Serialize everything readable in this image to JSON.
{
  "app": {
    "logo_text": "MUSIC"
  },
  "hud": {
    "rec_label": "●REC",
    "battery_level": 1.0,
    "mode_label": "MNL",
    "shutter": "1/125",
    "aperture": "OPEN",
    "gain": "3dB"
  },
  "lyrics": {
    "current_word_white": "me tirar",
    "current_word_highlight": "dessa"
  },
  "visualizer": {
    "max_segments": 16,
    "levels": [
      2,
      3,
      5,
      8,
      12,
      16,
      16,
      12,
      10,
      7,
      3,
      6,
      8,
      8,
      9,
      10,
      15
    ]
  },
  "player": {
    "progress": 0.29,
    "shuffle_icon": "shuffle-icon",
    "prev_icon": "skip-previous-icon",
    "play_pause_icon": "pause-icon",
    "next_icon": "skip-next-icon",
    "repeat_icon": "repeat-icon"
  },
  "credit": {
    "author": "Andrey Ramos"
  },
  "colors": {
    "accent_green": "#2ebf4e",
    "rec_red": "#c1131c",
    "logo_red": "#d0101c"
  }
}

* * *

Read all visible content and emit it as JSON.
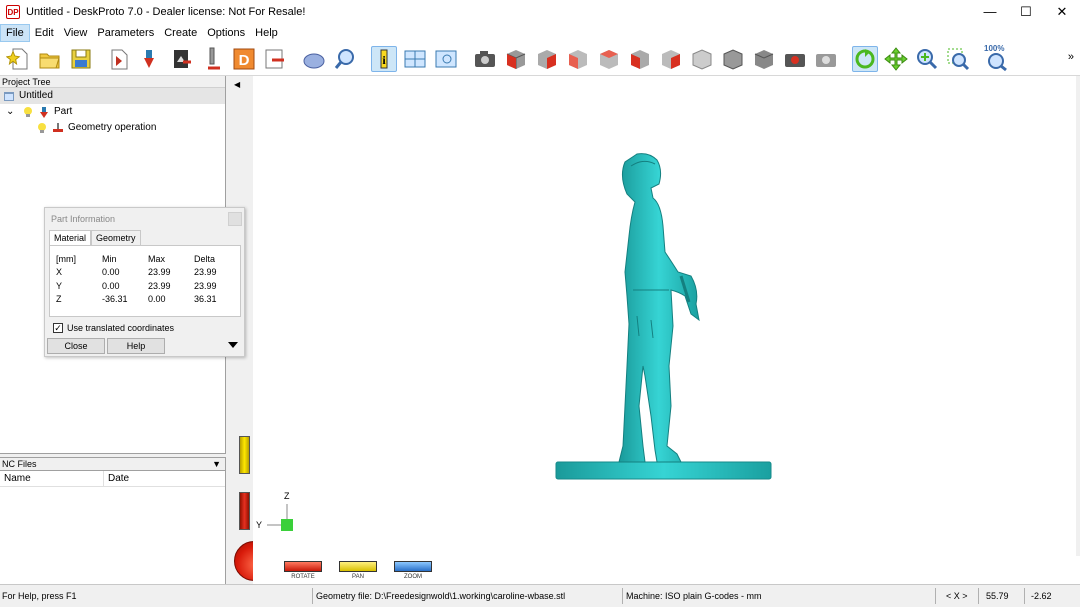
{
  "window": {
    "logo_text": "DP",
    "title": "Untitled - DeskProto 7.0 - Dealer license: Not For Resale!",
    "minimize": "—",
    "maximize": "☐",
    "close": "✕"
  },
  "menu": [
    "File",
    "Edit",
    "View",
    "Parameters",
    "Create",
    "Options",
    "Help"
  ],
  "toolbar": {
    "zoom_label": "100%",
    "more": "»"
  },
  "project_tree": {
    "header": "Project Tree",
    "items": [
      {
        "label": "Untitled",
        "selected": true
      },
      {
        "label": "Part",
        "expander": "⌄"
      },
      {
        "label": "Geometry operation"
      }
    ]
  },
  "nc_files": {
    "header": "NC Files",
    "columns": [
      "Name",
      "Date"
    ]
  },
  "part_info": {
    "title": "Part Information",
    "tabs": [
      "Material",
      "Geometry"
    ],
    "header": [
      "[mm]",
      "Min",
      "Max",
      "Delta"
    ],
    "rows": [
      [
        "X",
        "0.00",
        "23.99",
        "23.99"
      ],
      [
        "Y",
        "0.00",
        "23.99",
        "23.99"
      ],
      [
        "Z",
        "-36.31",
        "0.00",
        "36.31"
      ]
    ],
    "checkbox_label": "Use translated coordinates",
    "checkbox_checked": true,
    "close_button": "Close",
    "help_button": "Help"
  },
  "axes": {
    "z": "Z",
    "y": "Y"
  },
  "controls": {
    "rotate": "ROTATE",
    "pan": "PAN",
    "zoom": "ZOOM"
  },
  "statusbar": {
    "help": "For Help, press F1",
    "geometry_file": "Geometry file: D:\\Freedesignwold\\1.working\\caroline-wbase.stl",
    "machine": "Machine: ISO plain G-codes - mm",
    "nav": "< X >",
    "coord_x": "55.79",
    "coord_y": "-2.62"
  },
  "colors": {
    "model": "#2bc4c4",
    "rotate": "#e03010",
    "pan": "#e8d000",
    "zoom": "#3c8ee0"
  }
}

• [WHAT THE TASK REQUIRES]: State the number of lines in these entries that include the string "icon". Provide nothing beyond that number.

• [SOLUTION TO THIS TASK]: 5